Leave out the pictures and repeat the rest of the material exactly.

◆ The data ◆

-- start --

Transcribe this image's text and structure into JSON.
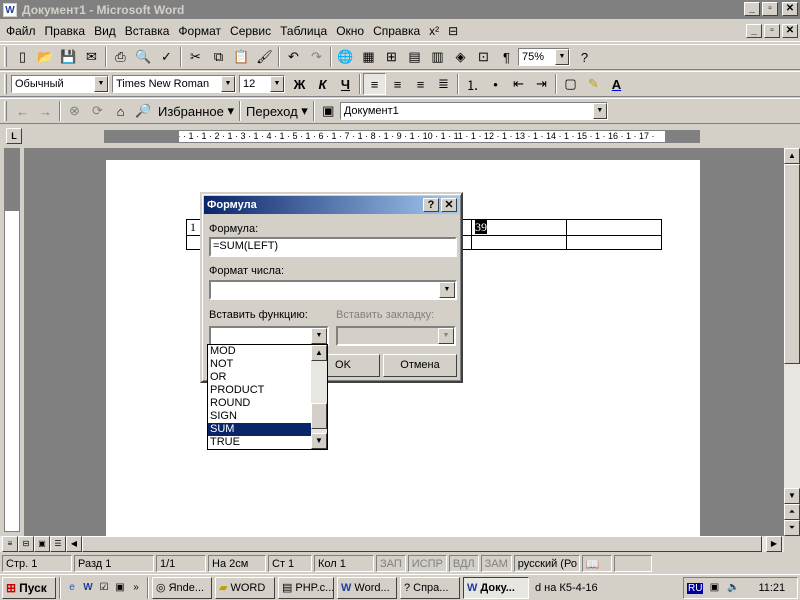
{
  "window": {
    "title": "Документ1 - Microsoft Word"
  },
  "menu": [
    "Файл",
    "Правка",
    "Вид",
    "Вставка",
    "Формат",
    "Сервис",
    "Таблица",
    "Окно",
    "Справка"
  ],
  "toolbar": {
    "zoom": "75%"
  },
  "format_bar": {
    "style": "Обычный",
    "font": "Times New Roman",
    "size": "12",
    "bold": "Ж",
    "italic": "К",
    "underline": "Ч"
  },
  "web_bar": {
    "favorites": "Избранное",
    "goto": "Переход",
    "address": "Документ1"
  },
  "ruler_h": "3 · 1 · 2 · 1 · 1 · 1 ·  · 1 · 1 · 2 · 1 · 3 · 1 · 4 · 1 · 5 · 1 · 6 · 1 · 7 · 1 · 8 · 1 · 9 · 1 · 10 · 1 · 11 · 1 · 12 · 1 · 13 · 1 · 14 · 1 · 15 · 1 · 16 · 1 · 17 ·",
  "document": {
    "cell_first": "1",
    "cell_value": "39"
  },
  "dialog": {
    "title": "Формула",
    "help": "?",
    "close": "✕",
    "formula_label": "Формула:",
    "formula_value": "=SUM(LEFT)",
    "number_format_label": "Формат числа:",
    "number_format_value": "",
    "insert_function_label": "Вставить функцию:",
    "insert_bookmark_label": "Вставить закладку:",
    "ok": "OK",
    "cancel": "Отмена",
    "function_list": [
      "MOD",
      "NOT",
      "OR",
      "PRODUCT",
      "ROUND",
      "SIGN",
      "SUM",
      "TRUE"
    ],
    "selected_function": "SUM"
  },
  "status": {
    "page": "Стр. 1",
    "section": "Разд 1",
    "pages": "1/1",
    "at": "На 2см",
    "line": "Ст 1",
    "col": "Кол 1",
    "rec": "ЗАП",
    "trk": "ИСПР",
    "ext": "ВДЛ",
    "ovr": "ЗАМ",
    "lang": "русский (Ро"
  },
  "taskbar": {
    "start": "Пуск",
    "tasks": [
      "Яnde...",
      "WORD",
      "PHP.c...",
      "Word...",
      "Спра...",
      "Доку...",
      "d на К5-4-16"
    ],
    "lang": "RU",
    "clock": "11:21"
  }
}
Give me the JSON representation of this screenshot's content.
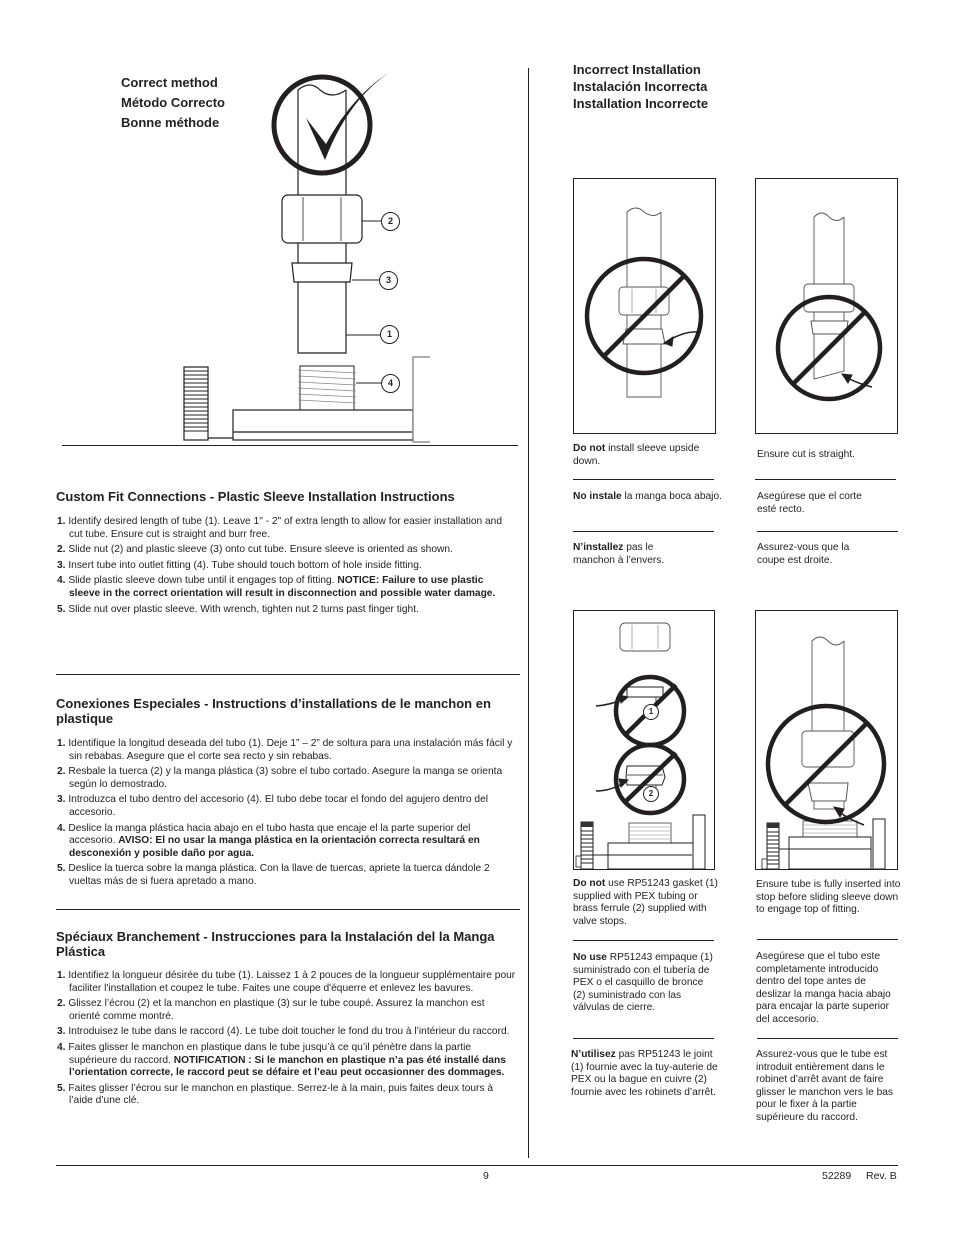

-- end --

◆ Task output ◆
Transcribe this image's text and structure into JSON.
{
  "window": {
    "title": "Документ1 - Microsoft Word"
  },
  "menu": [
    "Файл",
    "Правка",
    "Вид",
    "Вставка",
    "Формат",
    "Сервис",
    "Таблица",
    "Окно",
    "Справка"
  ],
  "toolbar": {
    "zoom": "75%"
  },
  "format_bar": {
    "style": "Обычный",
    "font": "Times New Roman",
    "size": "12",
    "bold": "Ж",
    "italic": "К",
    "underline": "Ч"
  },
  "web_bar": {
    "favorites": "Избранное",
    "goto": "Переход",
    "address": "Документ1"
  },
  "ruler_h": "3 · 1 · 2 · 1 · 1 · 1 ·  · 1 · 1 · 2 · 1 · 3 · 1 · 4 · 1 · 5 · 1 · 6 · 1 · 7 · 1 · 8 · 1 · 9 · 1 · 10 · 1 · 11 · 1 · 12 · 1 · 13 · 1 · 14 · 1 · 15 · 1 · 16 · 1 · 17 ·",
  "document": {
    "cell_first": "1",
    "cell_value": "39"
  },
  "dialog": {
    "title": "Формула",
    "help": "?",
    "close": "✕",
    "formula_label": "Формула:",
    "formula_value": "=SUM(LEFT)",
    "number_format_label": "Формат числа:",
    "number_format_value": "",
    "insert_function_label": "Вставить функцию:",
    "insert_bookmark_label": "Вставить закладку:",
    "ok": "OK",
    "cancel": "Отмена",
    "function_list": [
      "MOD",
      "NOT",
      "OR",
      "PRODUCT",
      "ROUND",
      "SIGN",
      "SUM",
      "TRUE"
    ],
    "selected_function": "SUM"
  },
  "status": {
    "page": "Стр. 1",
    "section": "Разд 1",
    "pages": "1/1",
    "at": "На 2см",
    "line": "Ст 1",
    "col": "Кол 1",
    "rec": "ЗАП",
    "trk": "ИСПР",
    "ext": "ВДЛ",
    "ovr": "ЗАМ",
    "lang": "русский (Ро"
  },
  "taskbar": {
    "start": "Пуск",
    "tasks": [
      "Яnde...",
      "WORD",
      "PHP.c...",
      "Word...",
      "Спра...",
      "Доку...",
      "d на К5-4-16"
    ],
    "lang": "RU",
    "clock": "11:21"
  }
}
Give me the JSON representation of this screenshot's content.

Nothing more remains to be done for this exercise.